• [What is being asked]: Reproduce the data in its entirety, exactly as supplied.

• [Input data]:
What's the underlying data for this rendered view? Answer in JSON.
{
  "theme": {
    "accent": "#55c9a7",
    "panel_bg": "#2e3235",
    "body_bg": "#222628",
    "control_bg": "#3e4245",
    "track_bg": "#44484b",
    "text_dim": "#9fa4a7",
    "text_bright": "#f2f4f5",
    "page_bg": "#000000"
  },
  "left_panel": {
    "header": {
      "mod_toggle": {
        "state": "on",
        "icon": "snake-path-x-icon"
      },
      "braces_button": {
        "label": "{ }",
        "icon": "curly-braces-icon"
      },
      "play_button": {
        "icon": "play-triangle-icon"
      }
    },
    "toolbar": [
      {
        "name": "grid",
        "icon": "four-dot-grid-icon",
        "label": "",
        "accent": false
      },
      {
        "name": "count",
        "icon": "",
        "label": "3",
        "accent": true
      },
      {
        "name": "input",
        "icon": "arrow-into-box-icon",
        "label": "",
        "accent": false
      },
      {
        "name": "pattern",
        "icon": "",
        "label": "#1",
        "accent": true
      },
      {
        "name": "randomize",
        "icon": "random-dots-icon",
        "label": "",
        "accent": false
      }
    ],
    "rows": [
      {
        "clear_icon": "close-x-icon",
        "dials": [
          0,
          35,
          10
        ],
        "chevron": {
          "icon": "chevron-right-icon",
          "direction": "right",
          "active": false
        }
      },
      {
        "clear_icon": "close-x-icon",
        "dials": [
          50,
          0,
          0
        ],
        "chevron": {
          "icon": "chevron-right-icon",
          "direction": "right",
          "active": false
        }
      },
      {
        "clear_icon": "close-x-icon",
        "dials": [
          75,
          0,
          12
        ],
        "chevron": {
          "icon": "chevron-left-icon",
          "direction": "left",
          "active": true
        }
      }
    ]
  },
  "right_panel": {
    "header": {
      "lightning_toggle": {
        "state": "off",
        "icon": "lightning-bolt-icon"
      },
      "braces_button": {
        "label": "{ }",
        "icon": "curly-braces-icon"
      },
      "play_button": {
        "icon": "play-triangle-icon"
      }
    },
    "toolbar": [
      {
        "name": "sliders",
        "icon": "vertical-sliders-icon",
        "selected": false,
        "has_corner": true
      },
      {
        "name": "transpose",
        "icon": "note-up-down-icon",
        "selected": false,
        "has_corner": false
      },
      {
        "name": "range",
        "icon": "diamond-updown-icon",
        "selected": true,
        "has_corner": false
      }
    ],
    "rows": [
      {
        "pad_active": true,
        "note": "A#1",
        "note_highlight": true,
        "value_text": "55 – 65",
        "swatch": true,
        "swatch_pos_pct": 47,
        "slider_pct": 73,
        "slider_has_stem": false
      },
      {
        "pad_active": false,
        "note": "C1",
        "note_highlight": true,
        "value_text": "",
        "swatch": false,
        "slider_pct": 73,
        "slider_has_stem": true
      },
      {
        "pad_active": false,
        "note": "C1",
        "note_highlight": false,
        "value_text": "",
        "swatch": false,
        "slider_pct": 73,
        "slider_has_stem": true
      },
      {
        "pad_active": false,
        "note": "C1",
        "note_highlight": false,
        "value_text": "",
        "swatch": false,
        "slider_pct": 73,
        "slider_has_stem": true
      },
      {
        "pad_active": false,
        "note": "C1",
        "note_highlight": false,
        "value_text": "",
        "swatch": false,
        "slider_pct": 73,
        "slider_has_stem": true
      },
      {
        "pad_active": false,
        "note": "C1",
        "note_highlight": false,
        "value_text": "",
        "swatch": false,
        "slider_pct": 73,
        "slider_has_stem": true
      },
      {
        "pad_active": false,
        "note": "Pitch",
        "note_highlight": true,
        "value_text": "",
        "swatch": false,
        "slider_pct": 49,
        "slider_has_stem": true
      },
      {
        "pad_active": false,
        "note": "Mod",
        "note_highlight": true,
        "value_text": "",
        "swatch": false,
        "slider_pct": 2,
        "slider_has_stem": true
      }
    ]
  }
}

• [Response to the task]:
What's the underlying data for this rendered view? Answer in JSON.
{
  "theme": {
    "accent": "#55c9a7",
    "panel_bg": "#2e3235",
    "body_bg": "#222628",
    "control_bg": "#3e4245",
    "track_bg": "#44484b",
    "text_dim": "#9fa4a7",
    "text_bright": "#f2f4f5",
    "page_bg": "#000000"
  },
  "left_panel": {
    "header": {
      "mod_toggle": {
        "state": "on",
        "icon": "snake-path-x-icon"
      },
      "braces_button": {
        "label": "{ }",
        "icon": "curly-braces-icon"
      },
      "play_button": {
        "icon": "play-triangle-icon"
      }
    },
    "toolbar": [
      {
        "name": "grid",
        "icon": "four-dot-grid-icon",
        "label": "",
        "accent": false
      },
      {
        "name": "count",
        "icon": "",
        "label": "3",
        "accent": true
      },
      {
        "name": "input",
        "icon": "arrow-into-box-icon",
        "label": "",
        "accent": false
      },
      {
        "name": "pattern",
        "icon": "",
        "label": "#1",
        "accent": true
      },
      {
        "name": "randomize",
        "icon": "random-dots-icon",
        "label": "",
        "accent": false
      }
    ],
    "rows": [
      {
        "clear_icon": "close-x-icon",
        "dials": [
          0,
          35,
          10
        ],
        "chevron": {
          "icon": "chevron-right-icon",
          "direction": "right",
          "active": false
        }
      },
      {
        "clear_icon": "close-x-icon",
        "dials": [
          50,
          0,
          0
        ],
        "chevron": {
          "icon": "chevron-right-icon",
          "direction": "right",
          "active": false
        }
      },
      {
        "clear_icon": "close-x-icon",
        "dials": [
          75,
          0,
          12
        ],
        "chevron": {
          "icon": "chevron-left-icon",
          "direction": "left",
          "active": true
        }
      }
    ]
  },
  "right_panel": {
    "header": {
      "lightning_toggle": {
        "state": "off",
        "icon": "lightning-bolt-icon"
      },
      "braces_button": {
        "label": "{ }",
        "icon": "curly-braces-icon"
      },
      "play_button": {
        "icon": "play-triangle-icon"
      }
    },
    "toolbar": [
      {
        "name": "sliders",
        "icon": "vertical-sliders-icon",
        "selected": false,
        "has_corner": true
      },
      {
        "name": "transpose",
        "icon": "note-up-down-icon",
        "selected": false,
        "has_corner": false
      },
      {
        "name": "range",
        "icon": "diamond-updown-icon",
        "selected": true,
        "has_corner": false
      }
    ],
    "rows": [
      {
        "pad_active": true,
        "note": "A#1",
        "note_highlight": true,
        "value_text": "55 – 65",
        "swatch": true,
        "swatch_pos_pct": 47,
        "slider_pct": 73,
        "slider_has_stem": false
      },
      {
        "pad_active": false,
        "note": "C1",
        "note_highlight": true,
        "value_text": "",
        "swatch": false,
        "slider_pct": 73,
        "slider_has_stem": true
      },
      {
        "pad_active": false,
        "note": "C1",
        "note_highlight": false,
        "value_text": "",
        "swatch": false,
        "slider_pct": 73,
        "slider_has_stem": true
      },
      {
        "pad_active": false,
        "note": "C1",
        "note_highlight": false,
        "value_text": "",
        "swatch": false,
        "slider_pct": 73,
        "slider_has_stem": true
      },
      {
        "pad_active": false,
        "note": "C1",
        "note_highlight": false,
        "value_text": "",
        "swatch": false,
        "slider_pct": 73,
        "slider_has_stem": true
      },
      {
        "pad_active": false,
        "note": "C1",
        "note_highlight": false,
        "value_text": "",
        "swatch": false,
        "slider_pct": 73,
        "slider_has_stem": true
      },
      {
        "pad_active": false,
        "note": "Pitch",
        "note_highlight": true,
        "value_text": "",
        "swatch": false,
        "slider_pct": 49,
        "slider_has_stem": true
      },
      {
        "pad_active": false,
        "note": "Mod",
        "note_highlight": true,
        "value_text": "",
        "swatch": false,
        "slider_pct": 2,
        "slider_has_stem": true
      }
    ]
  }
}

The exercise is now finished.